• [Your task] Leave out the pictures and copy each record below exactly.
'''
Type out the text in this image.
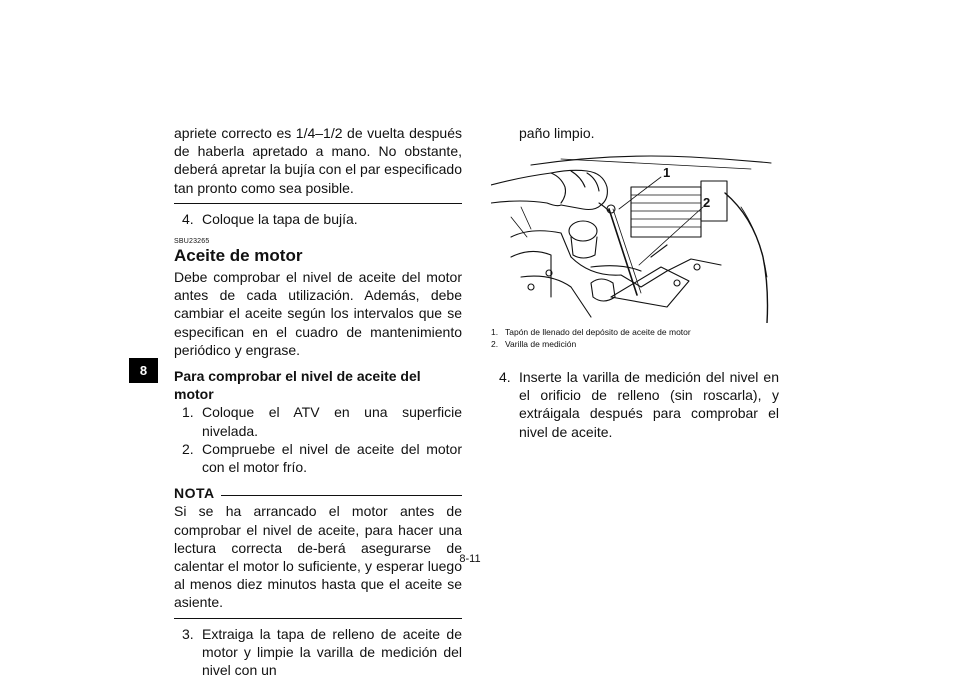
8

apriete correcto es 1/4–1/2 de vuelta después de haberla apretado a mano. No obstante, deberá apretar la bujía con el par especificado tan pronto como sea posible.

4. Coloque la tapa de bujía.
SBU23265
Aceite de motor

Debe comprobar el nivel de aceite del motor antes de cada utilización. Además, debe cambiar el aceite según los intervalos que se especifican en el cuadro de mantenimiento periódico y engrase.

Para comprobar el nivel de aceite del motor

1. Coloque el ATV en una superficie nivelada.
2. Compruebe el nivel de aceite del motor con el motor frío.
NOTA

Si se ha arrancado el motor antes de comprobar el nivel de aceite, para hacer una lectura correcta de-berá asegurarse de calentar el motor lo suficiente, y esperar luego al menos diez minutos hasta que el aceite se asiente.

3. Extraiga la tapa de relleno de aceite de motor y limpie la varilla de medición del nivel con un
paño limpio.
1
2
1. Tapón de llenado del depósito de aceite de motor
2. Varilla de medición
4. Inserte la varilla de medición del nivel en el orificio de relleno (sin roscarla), y extráigala después para comprobar el nivel de aceite.
8-11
'''
• [Solved exercise]
Type out the text in this image.
8

apriete correcto es 1/4–1/2 de vuelta después de haberla apretado a mano. No obstante, deberá apretar la bujía con el par especificado tan pronto como sea posible.

4. Coloque la tapa de bujía.
SBU23265
Aceite de motor

Debe comprobar el nivel de aceite del motor antes de cada utilización. Además, debe cambiar el aceite según los intervalos que se especifican en el cuadro de mantenimiento periódico y engrase.

Para comprobar el nivel de aceite del motor

1. Coloque el ATV en una superficie nivelada.
2. Compruebe el nivel de aceite del motor con el motor frío.
NOTA

Si se ha arrancado el motor antes de comprobar el nivel de aceite, para hacer una lectura correcta de-berá asegurarse de calentar el motor lo suficiente, y esperar luego al menos diez minutos hasta que el aceite se asiente.

3. Extraiga la tapa de relleno de aceite de motor y limpie la varilla de medición del nivel con un
paño limpio.
1
2
1. Tapón de llenado del depósito de aceite de motor
2. Varilla de medición
4. Inserte la varilla de medición del nivel en el orificio de relleno (sin roscarla), y extráigala después para comprobar el nivel de aceite.
8-11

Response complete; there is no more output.